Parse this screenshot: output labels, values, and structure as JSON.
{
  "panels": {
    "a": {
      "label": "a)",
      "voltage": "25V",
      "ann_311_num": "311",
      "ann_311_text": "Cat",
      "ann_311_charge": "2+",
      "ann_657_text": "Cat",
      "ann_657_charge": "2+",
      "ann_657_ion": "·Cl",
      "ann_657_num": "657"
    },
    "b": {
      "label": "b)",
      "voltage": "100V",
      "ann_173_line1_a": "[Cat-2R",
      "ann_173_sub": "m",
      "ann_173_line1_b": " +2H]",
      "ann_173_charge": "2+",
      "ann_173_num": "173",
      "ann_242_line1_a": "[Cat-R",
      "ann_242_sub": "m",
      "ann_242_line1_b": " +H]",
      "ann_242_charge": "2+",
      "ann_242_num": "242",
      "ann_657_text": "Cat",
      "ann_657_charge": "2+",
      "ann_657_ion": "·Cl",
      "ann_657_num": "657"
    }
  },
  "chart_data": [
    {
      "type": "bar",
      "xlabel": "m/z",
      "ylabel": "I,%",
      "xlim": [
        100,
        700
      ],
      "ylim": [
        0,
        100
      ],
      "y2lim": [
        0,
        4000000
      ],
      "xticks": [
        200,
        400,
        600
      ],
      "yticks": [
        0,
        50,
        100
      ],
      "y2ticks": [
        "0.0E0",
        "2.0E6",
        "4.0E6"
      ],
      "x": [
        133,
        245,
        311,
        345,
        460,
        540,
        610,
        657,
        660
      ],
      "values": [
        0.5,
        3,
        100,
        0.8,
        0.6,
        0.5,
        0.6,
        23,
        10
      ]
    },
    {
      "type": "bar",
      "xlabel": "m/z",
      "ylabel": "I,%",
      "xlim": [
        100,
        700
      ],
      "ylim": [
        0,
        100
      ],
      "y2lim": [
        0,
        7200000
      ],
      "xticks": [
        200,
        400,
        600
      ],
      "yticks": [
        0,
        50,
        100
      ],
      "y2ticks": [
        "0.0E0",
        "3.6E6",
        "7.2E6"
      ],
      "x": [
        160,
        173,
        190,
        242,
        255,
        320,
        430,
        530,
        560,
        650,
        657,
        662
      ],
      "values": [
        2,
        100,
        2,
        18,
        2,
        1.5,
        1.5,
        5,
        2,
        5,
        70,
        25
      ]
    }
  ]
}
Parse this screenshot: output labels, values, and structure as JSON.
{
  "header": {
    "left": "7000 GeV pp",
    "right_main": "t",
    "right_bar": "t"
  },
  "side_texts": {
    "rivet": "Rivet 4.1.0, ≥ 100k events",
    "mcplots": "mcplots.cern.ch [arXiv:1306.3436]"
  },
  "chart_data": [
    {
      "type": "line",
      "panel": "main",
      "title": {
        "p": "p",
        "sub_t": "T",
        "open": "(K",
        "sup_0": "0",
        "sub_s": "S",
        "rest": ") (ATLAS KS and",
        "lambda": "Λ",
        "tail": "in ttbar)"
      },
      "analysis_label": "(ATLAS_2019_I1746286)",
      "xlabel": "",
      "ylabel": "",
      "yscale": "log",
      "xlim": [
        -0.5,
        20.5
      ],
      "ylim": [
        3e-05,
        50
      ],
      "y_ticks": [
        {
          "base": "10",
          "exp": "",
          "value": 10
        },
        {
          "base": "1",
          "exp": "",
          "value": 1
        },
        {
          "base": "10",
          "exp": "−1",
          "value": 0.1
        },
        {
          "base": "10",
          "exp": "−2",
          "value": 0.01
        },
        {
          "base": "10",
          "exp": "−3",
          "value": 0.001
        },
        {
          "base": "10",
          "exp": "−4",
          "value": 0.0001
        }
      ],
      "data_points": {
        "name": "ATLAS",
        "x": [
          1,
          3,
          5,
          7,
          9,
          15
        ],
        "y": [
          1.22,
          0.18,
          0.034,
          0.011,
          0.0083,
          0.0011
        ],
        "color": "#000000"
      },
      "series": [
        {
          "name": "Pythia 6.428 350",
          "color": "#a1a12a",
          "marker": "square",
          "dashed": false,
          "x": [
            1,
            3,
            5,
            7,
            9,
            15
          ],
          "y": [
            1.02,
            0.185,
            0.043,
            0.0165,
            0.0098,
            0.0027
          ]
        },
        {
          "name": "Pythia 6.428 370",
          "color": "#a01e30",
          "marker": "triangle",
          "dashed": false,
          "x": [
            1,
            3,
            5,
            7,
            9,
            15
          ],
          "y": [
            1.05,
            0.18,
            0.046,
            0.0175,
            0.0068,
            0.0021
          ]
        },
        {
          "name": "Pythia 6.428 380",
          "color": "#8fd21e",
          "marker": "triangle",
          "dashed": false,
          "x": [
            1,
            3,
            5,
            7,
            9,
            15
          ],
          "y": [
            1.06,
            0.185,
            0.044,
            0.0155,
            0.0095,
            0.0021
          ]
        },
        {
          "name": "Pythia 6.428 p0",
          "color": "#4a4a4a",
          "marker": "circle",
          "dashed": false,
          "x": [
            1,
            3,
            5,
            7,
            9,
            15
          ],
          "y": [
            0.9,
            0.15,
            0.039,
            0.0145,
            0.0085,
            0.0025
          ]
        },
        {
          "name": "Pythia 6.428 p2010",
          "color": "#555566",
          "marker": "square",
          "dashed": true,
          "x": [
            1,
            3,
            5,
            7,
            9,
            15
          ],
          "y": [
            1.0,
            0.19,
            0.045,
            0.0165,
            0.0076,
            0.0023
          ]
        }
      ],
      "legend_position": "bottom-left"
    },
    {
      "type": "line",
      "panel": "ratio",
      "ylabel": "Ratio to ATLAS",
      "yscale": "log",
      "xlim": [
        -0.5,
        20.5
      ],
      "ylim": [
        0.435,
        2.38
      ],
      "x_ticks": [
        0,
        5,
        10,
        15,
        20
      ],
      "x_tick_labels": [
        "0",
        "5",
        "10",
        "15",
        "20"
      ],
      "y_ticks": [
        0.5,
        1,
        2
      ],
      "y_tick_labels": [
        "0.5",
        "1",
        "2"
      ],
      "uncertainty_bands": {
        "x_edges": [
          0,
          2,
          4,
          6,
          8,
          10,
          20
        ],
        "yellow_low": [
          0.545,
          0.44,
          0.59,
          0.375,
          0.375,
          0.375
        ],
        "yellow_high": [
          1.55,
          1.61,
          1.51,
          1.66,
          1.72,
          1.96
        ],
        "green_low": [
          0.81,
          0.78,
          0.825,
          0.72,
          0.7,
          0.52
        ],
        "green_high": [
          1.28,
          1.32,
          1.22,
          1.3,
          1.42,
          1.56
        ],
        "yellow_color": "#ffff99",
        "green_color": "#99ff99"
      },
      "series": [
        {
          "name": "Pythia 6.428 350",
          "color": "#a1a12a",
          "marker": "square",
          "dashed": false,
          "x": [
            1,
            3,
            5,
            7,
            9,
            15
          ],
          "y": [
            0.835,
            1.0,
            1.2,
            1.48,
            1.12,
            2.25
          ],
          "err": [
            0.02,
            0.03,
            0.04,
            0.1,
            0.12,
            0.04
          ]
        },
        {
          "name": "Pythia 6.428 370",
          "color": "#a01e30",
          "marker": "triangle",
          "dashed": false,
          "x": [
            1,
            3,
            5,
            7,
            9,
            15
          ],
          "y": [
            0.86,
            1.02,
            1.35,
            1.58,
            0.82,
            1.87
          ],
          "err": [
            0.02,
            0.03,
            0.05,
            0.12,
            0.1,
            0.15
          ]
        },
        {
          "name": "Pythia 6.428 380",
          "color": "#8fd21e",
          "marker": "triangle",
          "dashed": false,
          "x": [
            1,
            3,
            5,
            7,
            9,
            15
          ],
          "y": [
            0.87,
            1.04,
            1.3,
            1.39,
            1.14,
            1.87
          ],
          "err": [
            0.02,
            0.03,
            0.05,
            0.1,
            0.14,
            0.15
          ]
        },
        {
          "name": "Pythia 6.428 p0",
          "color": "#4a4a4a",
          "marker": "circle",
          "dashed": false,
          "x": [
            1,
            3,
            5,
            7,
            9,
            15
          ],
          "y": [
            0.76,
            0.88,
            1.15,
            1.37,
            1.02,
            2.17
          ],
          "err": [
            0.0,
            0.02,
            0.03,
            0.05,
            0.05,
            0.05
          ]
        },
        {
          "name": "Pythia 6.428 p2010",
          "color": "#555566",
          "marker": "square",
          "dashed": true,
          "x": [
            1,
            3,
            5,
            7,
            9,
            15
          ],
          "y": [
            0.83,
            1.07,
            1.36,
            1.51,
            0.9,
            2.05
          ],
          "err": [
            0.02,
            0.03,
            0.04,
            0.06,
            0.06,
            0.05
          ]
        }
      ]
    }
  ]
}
==============================
*Direction*: Each line in the listing above that contains "ylabel" should be copied.

*The reply*:
      "ylabel": "I,%",
      "ylabel": "I,%",
      "ylabel": "",
      "ylabel": "Ratio to ATLAS",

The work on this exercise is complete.